__Task to carry out__
Copy out every line in the entries below that includes "this".

__Figure data in JSON__
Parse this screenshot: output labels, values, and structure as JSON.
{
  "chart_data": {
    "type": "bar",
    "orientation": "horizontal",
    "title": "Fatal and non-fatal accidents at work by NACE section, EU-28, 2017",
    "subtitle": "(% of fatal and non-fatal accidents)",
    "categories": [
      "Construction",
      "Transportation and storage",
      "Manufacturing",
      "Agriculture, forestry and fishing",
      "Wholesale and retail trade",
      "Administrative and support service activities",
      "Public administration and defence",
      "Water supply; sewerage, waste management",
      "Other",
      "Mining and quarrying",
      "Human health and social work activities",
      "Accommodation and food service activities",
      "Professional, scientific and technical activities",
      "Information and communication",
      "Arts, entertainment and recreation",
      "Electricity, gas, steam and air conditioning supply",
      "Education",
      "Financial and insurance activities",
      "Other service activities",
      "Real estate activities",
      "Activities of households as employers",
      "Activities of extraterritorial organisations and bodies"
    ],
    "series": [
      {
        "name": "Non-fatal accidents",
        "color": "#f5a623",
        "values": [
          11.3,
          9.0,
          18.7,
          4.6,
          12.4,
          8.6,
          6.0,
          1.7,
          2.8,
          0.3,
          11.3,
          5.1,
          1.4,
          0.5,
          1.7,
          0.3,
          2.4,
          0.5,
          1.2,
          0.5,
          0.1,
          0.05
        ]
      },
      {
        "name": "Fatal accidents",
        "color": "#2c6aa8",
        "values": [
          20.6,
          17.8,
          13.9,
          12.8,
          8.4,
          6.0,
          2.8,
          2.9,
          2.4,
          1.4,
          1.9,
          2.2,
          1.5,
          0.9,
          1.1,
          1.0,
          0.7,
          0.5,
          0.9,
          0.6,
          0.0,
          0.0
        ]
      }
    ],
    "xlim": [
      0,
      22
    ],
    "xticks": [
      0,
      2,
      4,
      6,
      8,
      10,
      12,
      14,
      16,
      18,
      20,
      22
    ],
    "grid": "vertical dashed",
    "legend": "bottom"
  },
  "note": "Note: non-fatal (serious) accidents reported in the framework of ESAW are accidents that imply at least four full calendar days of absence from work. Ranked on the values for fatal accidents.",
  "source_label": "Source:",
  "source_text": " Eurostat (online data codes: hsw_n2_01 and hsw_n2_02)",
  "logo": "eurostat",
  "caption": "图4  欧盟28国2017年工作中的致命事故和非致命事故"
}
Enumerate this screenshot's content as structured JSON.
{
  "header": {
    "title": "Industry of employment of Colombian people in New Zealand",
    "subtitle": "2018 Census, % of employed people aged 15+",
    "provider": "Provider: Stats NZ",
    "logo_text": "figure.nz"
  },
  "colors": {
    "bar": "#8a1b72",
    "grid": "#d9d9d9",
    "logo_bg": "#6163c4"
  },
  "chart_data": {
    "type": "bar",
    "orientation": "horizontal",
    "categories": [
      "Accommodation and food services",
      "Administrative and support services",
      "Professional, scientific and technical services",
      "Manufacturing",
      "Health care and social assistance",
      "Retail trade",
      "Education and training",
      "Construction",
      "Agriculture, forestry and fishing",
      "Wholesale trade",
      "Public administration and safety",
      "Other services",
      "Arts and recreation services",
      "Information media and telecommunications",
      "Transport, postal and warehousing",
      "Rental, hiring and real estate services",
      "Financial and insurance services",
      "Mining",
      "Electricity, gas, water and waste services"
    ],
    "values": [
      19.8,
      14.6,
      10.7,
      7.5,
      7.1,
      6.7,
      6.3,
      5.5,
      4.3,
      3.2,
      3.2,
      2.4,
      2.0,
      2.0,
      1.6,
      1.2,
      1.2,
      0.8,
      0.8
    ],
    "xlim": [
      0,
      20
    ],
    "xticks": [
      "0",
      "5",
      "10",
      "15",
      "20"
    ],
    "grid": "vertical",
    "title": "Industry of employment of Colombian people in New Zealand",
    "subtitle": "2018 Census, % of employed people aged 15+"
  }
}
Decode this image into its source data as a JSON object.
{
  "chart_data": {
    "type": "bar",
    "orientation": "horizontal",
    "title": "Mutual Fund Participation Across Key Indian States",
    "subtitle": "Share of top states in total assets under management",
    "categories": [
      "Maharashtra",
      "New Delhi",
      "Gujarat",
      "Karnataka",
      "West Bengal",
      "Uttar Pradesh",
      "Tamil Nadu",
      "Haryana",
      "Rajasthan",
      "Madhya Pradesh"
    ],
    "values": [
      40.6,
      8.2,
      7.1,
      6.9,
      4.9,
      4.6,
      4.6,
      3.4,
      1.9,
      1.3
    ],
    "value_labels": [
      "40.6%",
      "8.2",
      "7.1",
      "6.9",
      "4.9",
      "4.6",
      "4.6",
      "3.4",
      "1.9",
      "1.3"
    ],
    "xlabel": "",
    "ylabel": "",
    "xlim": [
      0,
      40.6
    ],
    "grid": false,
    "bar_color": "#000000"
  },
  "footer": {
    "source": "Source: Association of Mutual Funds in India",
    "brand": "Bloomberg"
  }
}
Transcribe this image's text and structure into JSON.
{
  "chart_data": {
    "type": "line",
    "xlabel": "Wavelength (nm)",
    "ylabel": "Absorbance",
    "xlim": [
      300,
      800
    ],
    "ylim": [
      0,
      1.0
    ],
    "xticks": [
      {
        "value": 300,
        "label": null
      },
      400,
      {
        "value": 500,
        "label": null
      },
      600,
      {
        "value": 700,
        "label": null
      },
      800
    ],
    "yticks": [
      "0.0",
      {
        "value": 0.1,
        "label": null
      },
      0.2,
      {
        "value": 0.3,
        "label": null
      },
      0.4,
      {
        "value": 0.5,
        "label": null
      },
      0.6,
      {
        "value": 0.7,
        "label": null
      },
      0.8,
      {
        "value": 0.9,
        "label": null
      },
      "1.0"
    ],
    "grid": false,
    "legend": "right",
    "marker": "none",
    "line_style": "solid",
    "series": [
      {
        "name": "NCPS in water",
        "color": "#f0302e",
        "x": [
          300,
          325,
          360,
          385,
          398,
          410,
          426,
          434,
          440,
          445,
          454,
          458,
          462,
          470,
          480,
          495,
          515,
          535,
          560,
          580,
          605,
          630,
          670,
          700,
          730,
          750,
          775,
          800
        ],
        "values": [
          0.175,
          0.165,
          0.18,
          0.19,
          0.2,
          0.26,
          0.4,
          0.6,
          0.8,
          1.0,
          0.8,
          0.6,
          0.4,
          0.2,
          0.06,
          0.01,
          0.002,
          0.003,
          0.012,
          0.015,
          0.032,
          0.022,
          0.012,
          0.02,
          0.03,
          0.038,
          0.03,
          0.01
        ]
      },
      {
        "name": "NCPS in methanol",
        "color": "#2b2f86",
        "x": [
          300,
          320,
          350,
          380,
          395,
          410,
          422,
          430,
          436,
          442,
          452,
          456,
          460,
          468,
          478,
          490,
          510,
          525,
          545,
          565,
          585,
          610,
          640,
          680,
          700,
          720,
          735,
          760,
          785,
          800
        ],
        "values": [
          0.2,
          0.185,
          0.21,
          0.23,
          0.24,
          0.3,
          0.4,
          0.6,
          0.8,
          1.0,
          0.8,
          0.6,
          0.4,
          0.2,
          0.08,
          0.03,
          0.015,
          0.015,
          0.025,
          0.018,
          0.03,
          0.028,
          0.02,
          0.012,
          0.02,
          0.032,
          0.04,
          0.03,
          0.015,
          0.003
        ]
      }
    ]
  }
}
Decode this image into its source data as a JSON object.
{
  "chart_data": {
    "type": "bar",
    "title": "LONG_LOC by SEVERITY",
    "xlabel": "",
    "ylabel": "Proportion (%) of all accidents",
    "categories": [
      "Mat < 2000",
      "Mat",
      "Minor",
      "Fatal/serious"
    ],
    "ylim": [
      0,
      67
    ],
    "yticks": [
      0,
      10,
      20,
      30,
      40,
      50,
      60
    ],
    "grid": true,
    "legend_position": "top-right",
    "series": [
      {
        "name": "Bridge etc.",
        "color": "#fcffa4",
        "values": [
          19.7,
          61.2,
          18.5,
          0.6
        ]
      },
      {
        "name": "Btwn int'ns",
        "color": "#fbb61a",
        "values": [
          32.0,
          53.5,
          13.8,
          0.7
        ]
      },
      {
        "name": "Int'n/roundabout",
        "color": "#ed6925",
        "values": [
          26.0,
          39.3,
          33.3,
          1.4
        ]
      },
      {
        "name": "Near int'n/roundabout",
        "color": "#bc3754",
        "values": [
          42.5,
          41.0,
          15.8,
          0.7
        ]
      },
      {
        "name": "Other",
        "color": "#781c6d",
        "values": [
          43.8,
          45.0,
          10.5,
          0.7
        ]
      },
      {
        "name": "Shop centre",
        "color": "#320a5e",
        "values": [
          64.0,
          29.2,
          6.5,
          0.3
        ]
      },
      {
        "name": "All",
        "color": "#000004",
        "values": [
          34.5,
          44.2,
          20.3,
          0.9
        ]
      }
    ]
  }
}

__Solved exercise__
Parse this screenshot: output labels, values, and structure as JSON.
Enumerate this screenshot's content as structured JSON.
Decode this image into its source data as a JSON object.
Transcribe this image's text and structure into JSON.
Decode this image into its source data as a JSON object.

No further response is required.